-- Start of Information supplied --

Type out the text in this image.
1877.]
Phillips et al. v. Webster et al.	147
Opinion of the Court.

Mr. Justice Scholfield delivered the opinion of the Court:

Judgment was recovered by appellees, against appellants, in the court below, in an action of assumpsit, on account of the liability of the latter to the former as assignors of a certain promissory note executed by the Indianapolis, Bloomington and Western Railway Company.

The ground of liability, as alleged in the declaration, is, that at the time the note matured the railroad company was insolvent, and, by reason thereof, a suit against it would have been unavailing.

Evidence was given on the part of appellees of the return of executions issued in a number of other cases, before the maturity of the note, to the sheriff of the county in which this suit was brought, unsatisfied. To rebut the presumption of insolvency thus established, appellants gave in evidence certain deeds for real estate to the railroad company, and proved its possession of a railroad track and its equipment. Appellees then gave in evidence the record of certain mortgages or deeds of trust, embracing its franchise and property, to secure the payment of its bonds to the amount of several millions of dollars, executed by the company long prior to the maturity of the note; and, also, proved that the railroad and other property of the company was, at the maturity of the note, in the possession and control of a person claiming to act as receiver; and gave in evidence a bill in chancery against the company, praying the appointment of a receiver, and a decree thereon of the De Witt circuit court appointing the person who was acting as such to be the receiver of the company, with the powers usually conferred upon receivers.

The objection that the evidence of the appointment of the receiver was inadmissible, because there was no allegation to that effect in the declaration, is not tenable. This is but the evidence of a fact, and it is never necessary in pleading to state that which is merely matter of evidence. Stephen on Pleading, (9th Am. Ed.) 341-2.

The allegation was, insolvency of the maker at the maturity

-- End of Information supplied --

*Set task:* Quote each line above in full, word for word.

*Response to the exercise:*
Type out the text in this image.
1877.]
Phillips et al. v. Webster et al.	147
Opinion of the Court.

Mr. Justice Scholfield delivered the opinion of the Court:

Judgment was recovered by appellees, against appellants, in the court below, in an action of assumpsit, on account of the liability of the latter to the former as assignors of a certain promissory note executed by the Indianapolis, Bloomington and Western Railway Company.

The ground of liability, as alleged in the declaration, is, that at the time the note matured the railroad company was insolvent, and, by reason thereof, a suit against it would have been unavailing.

Evidence was given on the part of appellees of the return of executions issued in a number of other cases, before the maturity of the note, to the sheriff of the county in which this suit was brought, unsatisfied. To rebut the presumption of insolvency thus established, appellants gave in evidence certain deeds for real estate to the railroad company, and proved its possession of a railroad track and its equipment. Appellees then gave in evidence the record of certain mortgages or deeds of trust, embracing its franchise and property, to secure the payment of its bonds to the amount of several millions of dollars, executed by the company long prior to the maturity of the note; and, also, proved that the railroad and other property of the company was, at the maturity of the note, in the possession and control of a person claiming to act as receiver; and gave in evidence a bill in chancery against the company, praying the appointment of a receiver, and a decree thereon of the De Witt circuit court appointing the person who was acting as such to be the receiver of the company, with the powers usually conferred upon receivers.

The objection that the evidence of the appointment of the receiver was inadmissible, because there was no allegation to that effect in the declaration, is not tenable. This is but the evidence of a fact, and it is never necessary in pleading to state that which is merely matter of evidence. Stephen on Pleading, (9th Am. Ed.) 341-2.

The allegation was, insolvency of the maker at the maturity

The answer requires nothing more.